# Desinfektionsstationen Großraum Nordfjord



## Frango (28. März 2007)

Hallo folks,

wir fahren im Juni an den Nordfjord, genauer nach Lofnes. Da sich unter den Mitfahrern auch ausgewiesene Fliegenfischer/Flussläufer befinden, dachten wir uns, einigen der sich dort in der Nähe befindenen Flüsse (Ervik, Selje, Hjalma, Eidsselva) den ein oder anderen Besuch abzustatten. Siedendheiß ist uns eingefallen, dass für die süße Angelei in Norge ja das Gerät desinfiziert werden muss! Hat jemand von Euch einen Tipp, wo sich dort im Raum Eid/Selje eine Desinfektionsstation |kopfkrat befinden könnte??
Wenn ja, tusend tack!! :m 

Beste Grüße |wavey: 
Frango


----------



## Norlyr (30. März 2007)

*AW: Desinfektionsstationen Großraum Nordfjord*

Hallo Frango,

ich kenn mich zwar leider im Raum Nordfjord nicht aus|kopfkrat , aber meistens kann man sein Angelgerät  an der Kartenausgabestelle desinfizieren lassen. Wenn dort wirklich nicht, wissen die auf jeden Fall die nächste Möglichkeit!
Ich denke dass ihr damit kein Problem bekommen werdet.#6 

Gruss norlyr|wavey:


----------



## fluefiske (30. März 2007)

*AW: Desinfektionsstationen Großraum Nordfjord*

Hallo Frango !

- - -

> _Zu erledigen_
1. Schreib von den Zeilen unten alles ab der Zeile mit „List each element“ bis zur Zeile mit „obscured-panel-left [16, 82, 116, 287]“, beide eingeschlossen, Wort für Wort ab. Die Bilder lässt du dabei weg.
2. Schreib den Forumsthread über Desinfektionsstationen am Nordfjord weiter.

> _Datenteil_
- - -

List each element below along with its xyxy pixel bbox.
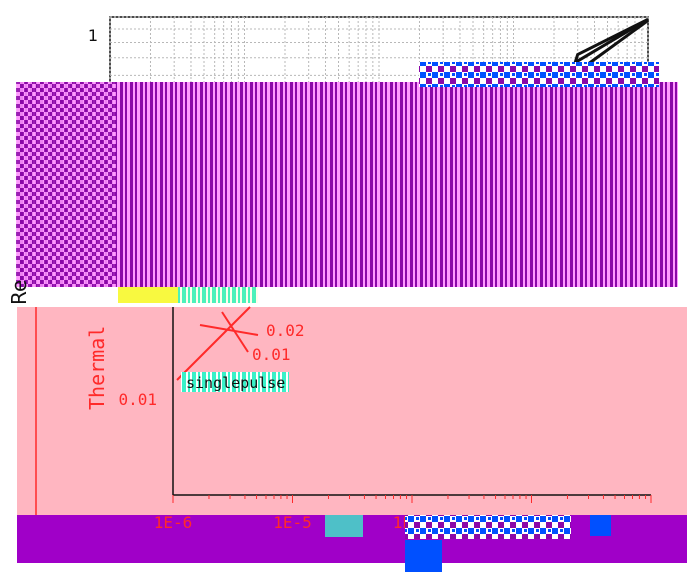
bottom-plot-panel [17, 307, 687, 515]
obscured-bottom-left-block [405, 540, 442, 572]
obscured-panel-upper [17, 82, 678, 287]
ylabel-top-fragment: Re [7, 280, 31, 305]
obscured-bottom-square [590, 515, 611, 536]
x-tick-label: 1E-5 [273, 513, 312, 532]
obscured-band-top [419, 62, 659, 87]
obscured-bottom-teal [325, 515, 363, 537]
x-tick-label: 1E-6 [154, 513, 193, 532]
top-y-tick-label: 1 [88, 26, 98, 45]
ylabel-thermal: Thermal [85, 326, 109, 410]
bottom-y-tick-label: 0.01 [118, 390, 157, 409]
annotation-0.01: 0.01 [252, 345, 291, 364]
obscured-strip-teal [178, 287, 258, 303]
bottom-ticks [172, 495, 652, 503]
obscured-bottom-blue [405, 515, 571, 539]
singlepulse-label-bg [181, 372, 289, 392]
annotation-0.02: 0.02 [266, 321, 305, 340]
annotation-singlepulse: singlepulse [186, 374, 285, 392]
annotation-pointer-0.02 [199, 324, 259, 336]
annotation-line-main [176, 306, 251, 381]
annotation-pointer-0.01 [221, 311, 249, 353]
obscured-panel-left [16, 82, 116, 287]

- - -

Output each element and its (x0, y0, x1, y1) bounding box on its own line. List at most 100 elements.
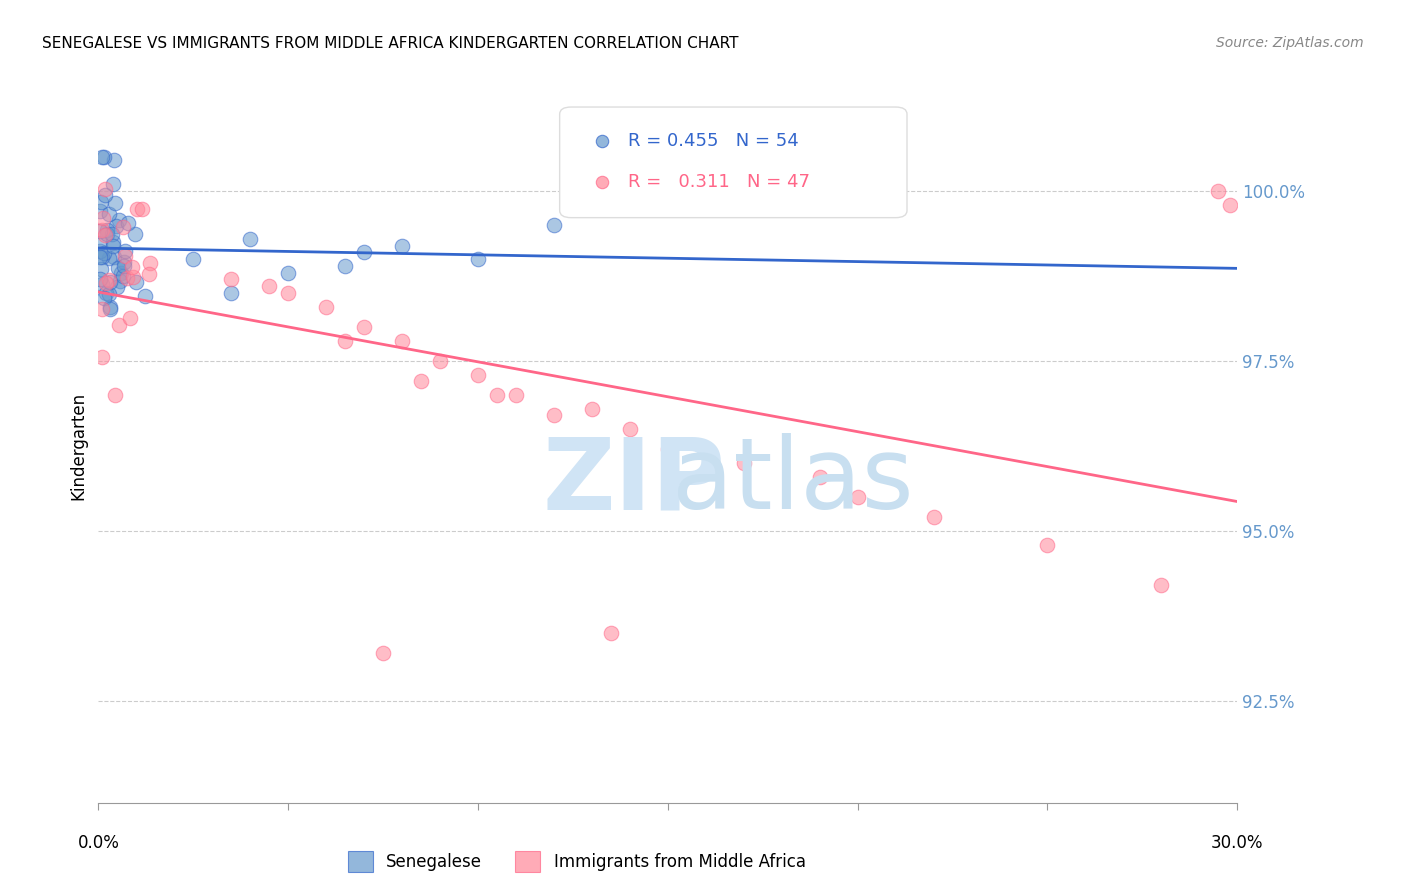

- - -

> _Die Ergebnisse_
1.
List each element below along with its xyxy pixel bbox.
bottom-plot-panel [17, 307, 687, 515]
obscured-bottom-left-block [405, 540, 442, 572]
obscured-panel-upper [17, 82, 678, 287]
ylabel-top-fragment: Re [7, 280, 31, 305]
obscured-bottom-square [590, 515, 611, 536]
x-tick-label: 1E-5 [273, 513, 312, 532]
obscured-band-top [419, 62, 659, 87]
obscured-bottom-teal [325, 515, 363, 537]
x-tick-label: 1E-6 [154, 513, 193, 532]
top-y-tick-label: 1 [88, 26, 98, 45]
ylabel-thermal: Thermal [85, 326, 109, 410]
bottom-y-tick-label: 0.01 [118, 390, 157, 409]
annotation-0.01: 0.01 [252, 345, 291, 364]
obscured-strip-teal [178, 287, 258, 303]
bottom-ticks [172, 495, 652, 503]
obscured-bottom-blue [405, 515, 571, 539]
singlepulse-label-bg [181, 372, 289, 392]
annotation-0.02: 0.02 [266, 321, 305, 340]
annotation-singlepulse: singlepulse [186, 374, 285, 392]
annotation-pointer-0.02 [199, 324, 259, 336]
annotation-line-main [176, 306, 251, 381]
annotation-pointer-0.01 [221, 311, 249, 353]
obscured-panel-left [16, 82, 116, 287]

2.
Ich war schon einigemale am Eidselva.Im September werde ich dort auch eine Tageskarte lösen.Noch nie bin ich auf eine Desinfektion des Angelzeugs angesprochen worden.Auch an den anderen Flüssen,die ich beangelt habe,war das nicht der Fall.Die Desinfektion betrifft nur Angelutensilien,die Du im nassen Zustand von einem Fluss mitnimmst,um in einem anderen zu fischen.Wenn das Gerät durchgetrocknet ist,gilt diese Bestimmung nicht.Irgendwo habe ich das gelesen und in der Praxis wird es auch so gehandhabt.Macht Euch deswegen keinen Kopf.

Gruss Erich


----------



## Frango (30. März 2007)

*AW: Desinfektionsstationen Großraum Nordfjord*

Jo, Mannen, 
vielen Dank für Eure prompten Antworten!!  #6#6  Dann werden wir mal entspannt die Streamer einpacken!!

Beste Grüße :vik:
Frango


----------



## Norlyr (30. März 2007)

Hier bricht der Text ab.